Given problem => Word for word, copy all the data and drop the pictures.
========
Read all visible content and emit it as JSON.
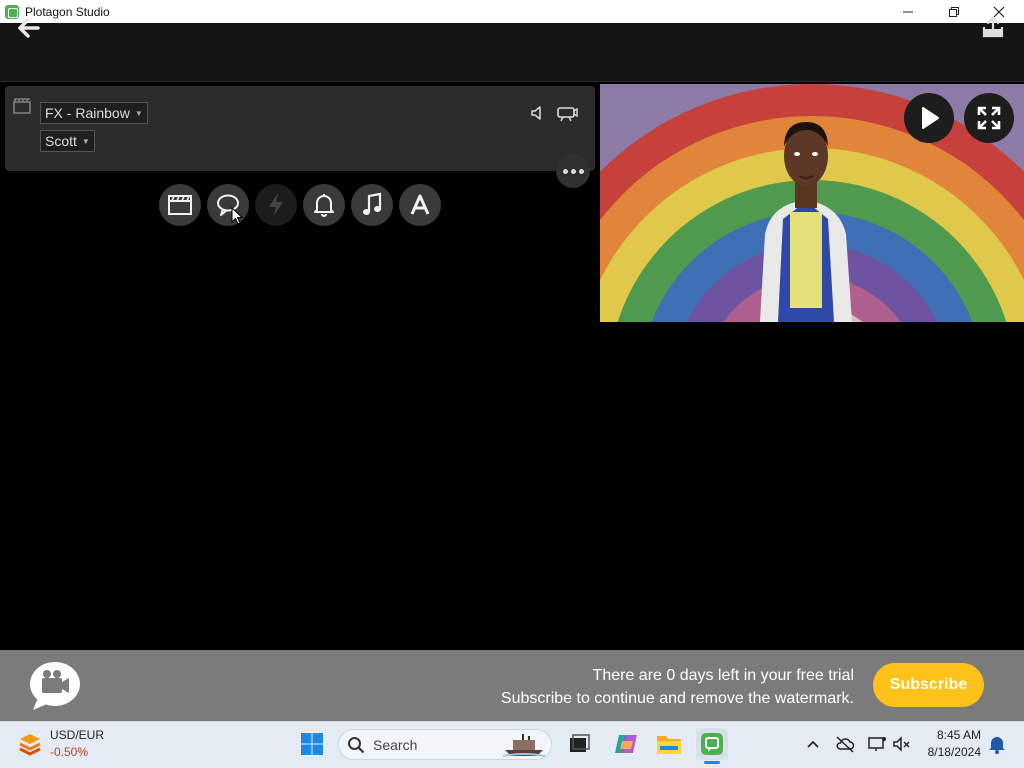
{
  "window": {
    "title": "Plotagon Studio",
    "controls": {
      "minimize": "—",
      "maximize": "❐",
      "close": "✕"
    }
  },
  "scene": {
    "location_dropdown": "FX - Rainbow",
    "character_dropdown": "Scott"
  },
  "line_buttons": [
    {
      "icon": "clapperboard-icon",
      "enabled": true
    },
    {
      "icon": "speech-bubble-icon",
      "enabled": true
    },
    {
      "icon": "lightning-icon",
      "enabled": false
    },
    {
      "icon": "bell-icon",
      "enabled": true
    },
    {
      "icon": "music-note-icon",
      "enabled": true
    },
    {
      "icon": "text-icon",
      "enabled": true
    }
  ],
  "banner": {
    "line1": "There are 0 days left in your free trial",
    "line2": "Subscribe to continue and remove the watermark.",
    "subscribe_label": "Subscribe"
  },
  "taskbar": {
    "ticker_name": "USD/EUR",
    "ticker_value": "-0.50%",
    "search_placeholder": "Search",
    "time": "8:45 AM",
    "date": "8/18/2024"
  },
  "colors": {
    "accent_yellow": "#ffc21a",
    "negative_red": "#c0392b",
    "banner_gray": "#7b7b7b"
  }
}
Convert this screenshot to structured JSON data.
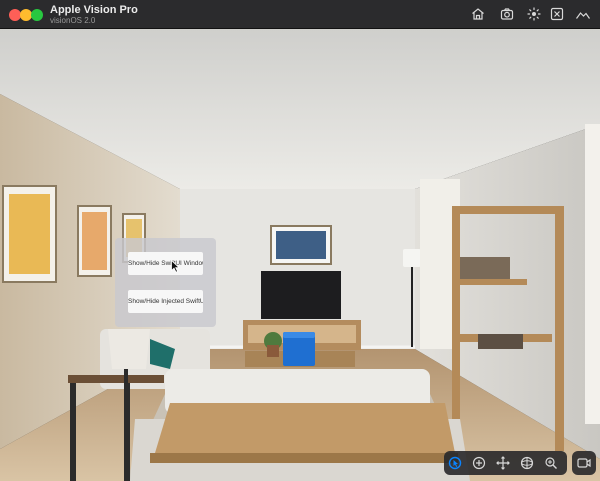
{
  "app": {
    "title": "Apple Vision Pro",
    "subtitle": "visionOS 2.0"
  },
  "toolbar": {
    "icons": [
      "home-icon",
      "camera-icon",
      "brightness-icon",
      "close-box-icon",
      "landscape-icon"
    ]
  },
  "vision_window": {
    "button1_label": "Show/Hide SwiftUI Window",
    "button2_label": "Show/Hide Injected SwiftUI"
  },
  "bottom_controls": {
    "icons": [
      "interact-icon",
      "move-icon",
      "pan-icon",
      "orbit-icon",
      "zoom-icon",
      "capture-icon"
    ]
  },
  "colors": {
    "titlebar": "#2b2b2d",
    "accent": "#0a84ff",
    "cube": "#1f6fd1"
  }
}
========
Result below =>
Read all visible content and emit it as JSON.
{
  "window": {
    "title": "Plotagon Studio",
    "controls": {
      "minimize": "—",
      "maximize": "❐",
      "close": "✕"
    }
  },
  "scene": {
    "location_dropdown": "FX - Rainbow",
    "character_dropdown": "Scott"
  },
  "line_buttons": [
    {
      "icon": "clapperboard-icon",
      "enabled": true
    },
    {
      "icon": "speech-bubble-icon",
      "enabled": true
    },
    {
      "icon": "lightning-icon",
      "enabled": false
    },
    {
      "icon": "bell-icon",
      "enabled": true
    },
    {
      "icon": "music-note-icon",
      "enabled": true
    },
    {
      "icon": "text-icon",
      "enabled": true
    }
  ],
  "banner": {
    "line1": "There are 0 days left in your free trial",
    "line2": "Subscribe to continue and remove the watermark.",
    "subscribe_label": "Subscribe"
  },
  "taskbar": {
    "ticker_name": "USD/EUR",
    "ticker_value": "-0.50%",
    "search_placeholder": "Search",
    "time": "8:45 AM",
    "date": "8/18/2024"
  },
  "colors": {
    "accent_yellow": "#ffc21a",
    "negative_red": "#c0392b",
    "banner_gray": "#7b7b7b"
  }
}
Convert this screenshot to structured JSON data.
{
  "app": {
    "title": "Apple Vision Pro",
    "subtitle": "visionOS 2.0"
  },
  "toolbar": {
    "icons": [
      "home-icon",
      "camera-icon",
      "brightness-icon",
      "close-box-icon",
      "landscape-icon"
    ]
  },
  "vision_window": {
    "button1_label": "Show/Hide SwiftUI Window",
    "button2_label": "Show/Hide Injected SwiftUI"
  },
  "bottom_controls": {
    "icons": [
      "interact-icon",
      "move-icon",
      "pan-icon",
      "orbit-icon",
      "zoom-icon",
      "capture-icon"
    ]
  },
  "colors": {
    "titlebar": "#2b2b2d",
    "accent": "#0a84ff",
    "cube": "#1f6fd1"
  }
}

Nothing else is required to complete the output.